Every record must be repeated exactly, with no omission.

* Items from a figure collection *

************

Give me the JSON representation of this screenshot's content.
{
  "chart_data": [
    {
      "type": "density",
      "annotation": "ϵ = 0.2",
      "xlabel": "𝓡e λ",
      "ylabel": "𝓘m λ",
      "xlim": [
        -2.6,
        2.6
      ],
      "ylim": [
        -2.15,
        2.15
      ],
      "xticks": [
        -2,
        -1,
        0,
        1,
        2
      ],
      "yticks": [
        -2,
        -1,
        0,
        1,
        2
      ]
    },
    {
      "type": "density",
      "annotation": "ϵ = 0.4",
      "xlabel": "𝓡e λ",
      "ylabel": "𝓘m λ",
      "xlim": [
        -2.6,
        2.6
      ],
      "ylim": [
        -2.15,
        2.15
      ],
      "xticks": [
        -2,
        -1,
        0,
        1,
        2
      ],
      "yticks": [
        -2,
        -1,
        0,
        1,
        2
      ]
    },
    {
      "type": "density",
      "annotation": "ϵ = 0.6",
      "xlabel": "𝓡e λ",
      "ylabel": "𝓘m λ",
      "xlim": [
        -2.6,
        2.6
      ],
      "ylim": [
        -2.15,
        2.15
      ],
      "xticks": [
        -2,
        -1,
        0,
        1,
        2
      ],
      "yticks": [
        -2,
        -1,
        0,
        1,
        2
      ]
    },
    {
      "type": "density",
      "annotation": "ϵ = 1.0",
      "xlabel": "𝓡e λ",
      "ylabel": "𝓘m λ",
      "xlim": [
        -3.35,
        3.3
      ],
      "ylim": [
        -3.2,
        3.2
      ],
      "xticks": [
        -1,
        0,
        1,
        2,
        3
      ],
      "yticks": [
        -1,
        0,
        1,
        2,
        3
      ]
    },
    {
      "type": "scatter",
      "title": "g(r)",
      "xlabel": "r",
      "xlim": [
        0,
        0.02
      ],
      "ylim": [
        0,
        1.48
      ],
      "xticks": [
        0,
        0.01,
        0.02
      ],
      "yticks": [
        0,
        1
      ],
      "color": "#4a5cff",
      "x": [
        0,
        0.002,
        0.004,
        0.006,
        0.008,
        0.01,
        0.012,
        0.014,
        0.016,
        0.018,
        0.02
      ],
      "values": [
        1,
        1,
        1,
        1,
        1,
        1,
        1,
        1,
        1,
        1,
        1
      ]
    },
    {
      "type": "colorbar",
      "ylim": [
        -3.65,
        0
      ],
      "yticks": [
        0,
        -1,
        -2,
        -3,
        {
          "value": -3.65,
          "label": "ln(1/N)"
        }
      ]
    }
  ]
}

************

* Result of the task *
Give me the JSON representation of this screenshot's content.
{
  "chart_data": [
    {
      "type": "density",
      "annotation": "ϵ = 0.2",
      "xlabel": "𝓡e λ",
      "ylabel": "𝓘m λ",
      "xlim": [
        -2.6,
        2.6
      ],
      "ylim": [
        -2.15,
        2.15
      ],
      "xticks": [
        -2,
        -1,
        0,
        1,
        2
      ],
      "yticks": [
        -2,
        -1,
        0,
        1,
        2
      ]
    },
    {
      "type": "density",
      "annotation": "ϵ = 0.4",
      "xlabel": "𝓡e λ",
      "ylabel": "𝓘m λ",
      "xlim": [
        -2.6,
        2.6
      ],
      "ylim": [
        -2.15,
        2.15
      ],
      "xticks": [
        -2,
        -1,
        0,
        1,
        2
      ],
      "yticks": [
        -2,
        -1,
        0,
        1,
        2
      ]
    },
    {
      "type": "density",
      "annotation": "ϵ = 0.6",
      "xlabel": "𝓡e λ",
      "ylabel": "𝓘m λ",
      "xlim": [
        -2.6,
        2.6
      ],
      "ylim": [
        -2.15,
        2.15
      ],
      "xticks": [
        -2,
        -1,
        0,
        1,
        2
      ],
      "yticks": [
        -2,
        -1,
        0,
        1,
        2
      ]
    },
    {
      "type": "density",
      "annotation": "ϵ = 1.0",
      "xlabel": "𝓡e λ",
      "ylabel": "𝓘m λ",
      "xlim": [
        -3.35,
        3.3
      ],
      "ylim": [
        -3.2,
        3.2
      ],
      "xticks": [
        -1,
        0,
        1,
        2,
        3
      ],
      "yticks": [
        -1,
        0,
        1,
        2,
        3
      ]
    },
    {
      "type": "scatter",
      "title": "g(r)",
      "xlabel": "r",
      "xlim": [
        0,
        0.02
      ],
      "ylim": [
        0,
        1.48
      ],
      "xticks": [
        0,
        0.01,
        0.02
      ],
      "yticks": [
        0,
        1
      ],
      "color": "#4a5cff",
      "x": [
        0,
        0.002,
        0.004,
        0.006,
        0.008,
        0.01,
        0.012,
        0.014,
        0.016,
        0.018,
        0.02
      ],
      "values": [
        1,
        1,
        1,
        1,
        1,
        1,
        1,
        1,
        1,
        1,
        1
      ]
    },
    {
      "type": "colorbar",
      "ylim": [
        -3.65,
        0
      ],
      "yticks": [
        0,
        -1,
        -2,
        -3,
        {
          "value": -3.65,
          "label": "ln(1/N)"
        }
      ]
    }
  ]
}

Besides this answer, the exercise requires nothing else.